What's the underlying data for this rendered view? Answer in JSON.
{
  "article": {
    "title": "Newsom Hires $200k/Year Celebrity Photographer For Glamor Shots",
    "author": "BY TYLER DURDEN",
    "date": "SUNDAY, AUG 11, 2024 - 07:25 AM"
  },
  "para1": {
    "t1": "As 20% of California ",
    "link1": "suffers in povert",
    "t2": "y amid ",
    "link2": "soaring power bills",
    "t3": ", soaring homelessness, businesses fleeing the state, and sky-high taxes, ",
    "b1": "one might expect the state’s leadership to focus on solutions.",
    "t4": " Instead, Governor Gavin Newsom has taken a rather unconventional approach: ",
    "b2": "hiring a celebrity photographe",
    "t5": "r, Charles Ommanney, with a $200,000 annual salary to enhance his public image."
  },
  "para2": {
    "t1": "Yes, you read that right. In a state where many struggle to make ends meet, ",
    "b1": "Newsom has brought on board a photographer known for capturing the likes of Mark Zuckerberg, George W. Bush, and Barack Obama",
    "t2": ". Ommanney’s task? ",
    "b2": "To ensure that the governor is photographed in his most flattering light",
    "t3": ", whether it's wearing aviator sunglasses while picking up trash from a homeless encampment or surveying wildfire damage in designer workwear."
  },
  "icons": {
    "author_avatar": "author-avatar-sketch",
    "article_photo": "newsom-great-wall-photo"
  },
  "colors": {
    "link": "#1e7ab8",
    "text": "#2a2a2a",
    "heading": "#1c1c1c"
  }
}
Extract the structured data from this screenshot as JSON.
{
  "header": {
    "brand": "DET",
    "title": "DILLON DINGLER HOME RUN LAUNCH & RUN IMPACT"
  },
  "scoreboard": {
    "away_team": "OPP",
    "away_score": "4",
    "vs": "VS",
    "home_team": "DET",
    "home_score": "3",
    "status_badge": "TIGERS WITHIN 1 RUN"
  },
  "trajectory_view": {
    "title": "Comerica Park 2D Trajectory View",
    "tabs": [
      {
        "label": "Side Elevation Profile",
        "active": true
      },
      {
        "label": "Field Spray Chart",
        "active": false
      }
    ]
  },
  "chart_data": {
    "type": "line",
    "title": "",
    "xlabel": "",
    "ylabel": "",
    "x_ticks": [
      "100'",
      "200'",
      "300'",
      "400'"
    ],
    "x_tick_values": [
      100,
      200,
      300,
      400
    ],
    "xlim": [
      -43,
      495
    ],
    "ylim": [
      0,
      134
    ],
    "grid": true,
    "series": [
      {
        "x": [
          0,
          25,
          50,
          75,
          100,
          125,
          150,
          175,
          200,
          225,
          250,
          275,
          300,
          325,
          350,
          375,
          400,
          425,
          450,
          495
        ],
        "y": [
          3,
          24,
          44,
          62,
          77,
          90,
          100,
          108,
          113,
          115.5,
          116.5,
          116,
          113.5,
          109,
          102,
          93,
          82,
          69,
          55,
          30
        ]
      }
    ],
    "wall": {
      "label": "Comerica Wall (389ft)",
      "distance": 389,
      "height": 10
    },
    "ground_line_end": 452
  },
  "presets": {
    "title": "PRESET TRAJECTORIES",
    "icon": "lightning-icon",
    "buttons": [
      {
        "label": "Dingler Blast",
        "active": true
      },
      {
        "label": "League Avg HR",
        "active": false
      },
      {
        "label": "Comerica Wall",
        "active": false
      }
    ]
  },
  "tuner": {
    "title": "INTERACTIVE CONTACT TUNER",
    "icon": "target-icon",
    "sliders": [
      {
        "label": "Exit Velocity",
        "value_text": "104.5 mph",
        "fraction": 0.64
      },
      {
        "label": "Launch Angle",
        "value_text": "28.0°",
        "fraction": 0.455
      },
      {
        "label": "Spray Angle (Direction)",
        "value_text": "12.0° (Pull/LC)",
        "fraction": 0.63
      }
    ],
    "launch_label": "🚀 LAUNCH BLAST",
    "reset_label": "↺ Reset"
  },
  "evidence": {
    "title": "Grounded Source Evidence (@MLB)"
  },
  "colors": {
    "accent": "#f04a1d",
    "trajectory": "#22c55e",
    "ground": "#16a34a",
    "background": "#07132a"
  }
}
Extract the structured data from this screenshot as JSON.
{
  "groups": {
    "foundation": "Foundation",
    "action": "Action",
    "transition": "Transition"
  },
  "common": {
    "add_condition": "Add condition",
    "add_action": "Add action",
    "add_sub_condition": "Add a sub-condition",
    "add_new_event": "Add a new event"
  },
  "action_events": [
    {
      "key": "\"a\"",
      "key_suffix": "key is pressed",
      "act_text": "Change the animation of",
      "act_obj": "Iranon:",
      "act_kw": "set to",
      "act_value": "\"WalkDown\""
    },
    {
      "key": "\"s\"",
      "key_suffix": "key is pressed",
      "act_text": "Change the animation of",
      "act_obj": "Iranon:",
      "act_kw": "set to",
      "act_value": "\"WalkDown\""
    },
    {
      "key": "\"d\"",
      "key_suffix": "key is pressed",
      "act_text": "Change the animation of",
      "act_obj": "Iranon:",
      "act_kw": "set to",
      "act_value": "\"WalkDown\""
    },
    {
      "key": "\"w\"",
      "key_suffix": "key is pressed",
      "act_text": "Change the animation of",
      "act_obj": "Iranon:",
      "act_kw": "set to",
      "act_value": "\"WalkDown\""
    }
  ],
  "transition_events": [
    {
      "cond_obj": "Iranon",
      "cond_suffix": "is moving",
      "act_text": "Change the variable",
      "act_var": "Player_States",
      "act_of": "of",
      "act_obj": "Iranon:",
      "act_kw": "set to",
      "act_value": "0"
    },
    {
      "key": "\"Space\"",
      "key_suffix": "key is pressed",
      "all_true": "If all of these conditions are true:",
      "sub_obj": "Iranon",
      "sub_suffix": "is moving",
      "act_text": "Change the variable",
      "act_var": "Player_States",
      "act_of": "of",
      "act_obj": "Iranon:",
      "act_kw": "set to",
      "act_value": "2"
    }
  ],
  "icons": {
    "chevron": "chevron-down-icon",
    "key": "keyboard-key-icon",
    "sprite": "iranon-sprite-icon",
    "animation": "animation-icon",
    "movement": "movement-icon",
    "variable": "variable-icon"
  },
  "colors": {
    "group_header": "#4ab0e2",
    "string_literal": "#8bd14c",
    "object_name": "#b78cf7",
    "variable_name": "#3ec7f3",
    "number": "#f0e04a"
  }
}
■ ■ ■ ■ ■
Using the listing above, pull out all lines that hold the word "Ommanney".

    "t5": "r, Charles Ommanney, with a $200,000 annual salary to enhance his public image."
    "t2": ". Ommanney’s task? ",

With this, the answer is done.